[REQUIRED TASK]
Could you print every record below exactly as it appears?

[DATA FOR THE TASK]
----------
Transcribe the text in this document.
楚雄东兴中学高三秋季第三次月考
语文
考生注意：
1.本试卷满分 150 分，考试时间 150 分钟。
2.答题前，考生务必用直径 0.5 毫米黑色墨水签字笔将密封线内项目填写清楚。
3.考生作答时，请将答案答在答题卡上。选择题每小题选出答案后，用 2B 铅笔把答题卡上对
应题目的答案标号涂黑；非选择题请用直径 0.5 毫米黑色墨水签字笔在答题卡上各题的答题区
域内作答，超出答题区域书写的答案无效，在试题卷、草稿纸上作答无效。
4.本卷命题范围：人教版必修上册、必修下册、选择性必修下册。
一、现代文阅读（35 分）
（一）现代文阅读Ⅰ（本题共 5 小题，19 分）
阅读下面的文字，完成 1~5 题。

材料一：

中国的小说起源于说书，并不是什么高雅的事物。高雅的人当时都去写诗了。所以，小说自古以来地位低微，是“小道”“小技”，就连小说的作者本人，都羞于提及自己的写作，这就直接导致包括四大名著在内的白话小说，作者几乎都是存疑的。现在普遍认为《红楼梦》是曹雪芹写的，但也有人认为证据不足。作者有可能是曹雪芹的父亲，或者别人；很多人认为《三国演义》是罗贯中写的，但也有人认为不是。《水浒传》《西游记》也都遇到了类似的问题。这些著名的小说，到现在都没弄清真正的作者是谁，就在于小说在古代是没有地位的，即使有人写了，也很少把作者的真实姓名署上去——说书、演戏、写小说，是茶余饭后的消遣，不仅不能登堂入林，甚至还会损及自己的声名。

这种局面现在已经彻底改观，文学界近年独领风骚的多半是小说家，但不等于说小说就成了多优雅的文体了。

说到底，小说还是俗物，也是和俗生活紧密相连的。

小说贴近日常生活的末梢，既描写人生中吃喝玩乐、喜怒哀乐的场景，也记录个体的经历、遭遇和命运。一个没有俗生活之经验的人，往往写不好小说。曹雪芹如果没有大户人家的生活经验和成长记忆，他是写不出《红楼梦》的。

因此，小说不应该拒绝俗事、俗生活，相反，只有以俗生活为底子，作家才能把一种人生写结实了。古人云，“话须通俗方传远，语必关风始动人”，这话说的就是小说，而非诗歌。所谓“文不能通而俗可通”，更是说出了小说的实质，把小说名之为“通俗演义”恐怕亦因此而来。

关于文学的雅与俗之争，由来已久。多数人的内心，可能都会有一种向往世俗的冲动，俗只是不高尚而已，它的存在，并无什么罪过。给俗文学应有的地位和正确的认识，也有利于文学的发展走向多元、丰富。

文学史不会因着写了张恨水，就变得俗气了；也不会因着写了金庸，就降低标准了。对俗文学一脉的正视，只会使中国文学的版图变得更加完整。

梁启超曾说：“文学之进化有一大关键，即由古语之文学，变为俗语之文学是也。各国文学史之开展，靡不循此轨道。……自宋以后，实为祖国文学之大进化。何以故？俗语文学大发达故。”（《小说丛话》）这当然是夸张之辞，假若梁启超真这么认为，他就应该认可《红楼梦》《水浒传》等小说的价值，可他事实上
----------
[ANSWER BELOW]
Transcribe the text in this document.
楚雄东兴中学高三秋季第三次月考
语文
考生注意：
1.本试卷满分 150 分，考试时间 150 分钟。
2.答题前，考生务必用直径 0.5 毫米黑色墨水签字笔将密封线内项目填写清楚。
3.考生作答时，请将答案答在答题卡上。选择题每小题选出答案后，用 2B 铅笔把答题卡上对
应题目的答案标号涂黑；非选择题请用直径 0.5 毫米黑色墨水签字笔在答题卡上各题的答题区
域内作答，超出答题区域书写的答案无效，在试题卷、草稿纸上作答无效。
4.本卷命题范围：人教版必修上册、必修下册、选择性必修下册。
一、现代文阅读（35 分）
（一）现代文阅读Ⅰ（本题共 5 小题，19 分）
阅读下面的文字，完成 1~5 题。

材料一：

中国的小说起源于说书，并不是什么高雅的事物。高雅的人当时都去写诗了。所以，小说自古以来地位低微，是“小道”“小技”，就连小说的作者本人，都羞于提及自己的写作，这就直接导致包括四大名著在内的白话小说，作者几乎都是存疑的。现在普遍认为《红楼梦》是曹雪芹写的，但也有人认为证据不足。作者有可能是曹雪芹的父亲，或者别人；很多人认为《三国演义》是罗贯中写的，但也有人认为不是。《水浒传》《西游记》也都遇到了类似的问题。这些著名的小说，到现在都没弄清真正的作者是谁，就在于小说在古代是没有地位的，即使有人写了，也很少把作者的真实姓名署上去——说书、演戏、写小说，是茶余饭后的消遣，不仅不能登堂入林，甚至还会损及自己的声名。

这种局面现在已经彻底改观，文学界近年独领风骚的多半是小说家，但不等于说小说就成了多优雅的文体了。

说到底，小说还是俗物，也是和俗生活紧密相连的。

小说贴近日常生活的末梢，既描写人生中吃喝玩乐、喜怒哀乐的场景，也记录个体的经历、遭遇和命运。一个没有俗生活之经验的人，往往写不好小说。曹雪芹如果没有大户人家的生活经验和成长记忆，他是写不出《红楼梦》的。

因此，小说不应该拒绝俗事、俗生活，相反，只有以俗生活为底子，作家才能把一种人生写结实了。古人云，“话须通俗方传远，语必关风始动人”，这话说的就是小说，而非诗歌。所谓“文不能通而俗可通”，更是说出了小说的实质，把小说名之为“通俗演义”恐怕亦因此而来。

关于文学的雅与俗之争，由来已久。多数人的内心，可能都会有一种向往世俗的冲动，俗只是不高尚而已，它的存在，并无什么罪过。给俗文学应有的地位和正确的认识，也有利于文学的发展走向多元、丰富。

文学史不会因着写了张恨水，就变得俗气了；也不会因着写了金庸，就降低标准了。对俗文学一脉的正视，只会使中国文学的版图变得更加完整。

梁启超曾说：“文学之进化有一大关键，即由古语之文学，变为俗语之文学是也。各国文学史之开展，靡不循此轨道。……自宋以后，实为祖国文学之大进化。何以故？俗语文学大发达故。”（《小说丛话》）这当然是夸张之辞，假若梁启超真这么认为，他就应该认可《红楼梦》《水浒传》等小说的价值，可他事实上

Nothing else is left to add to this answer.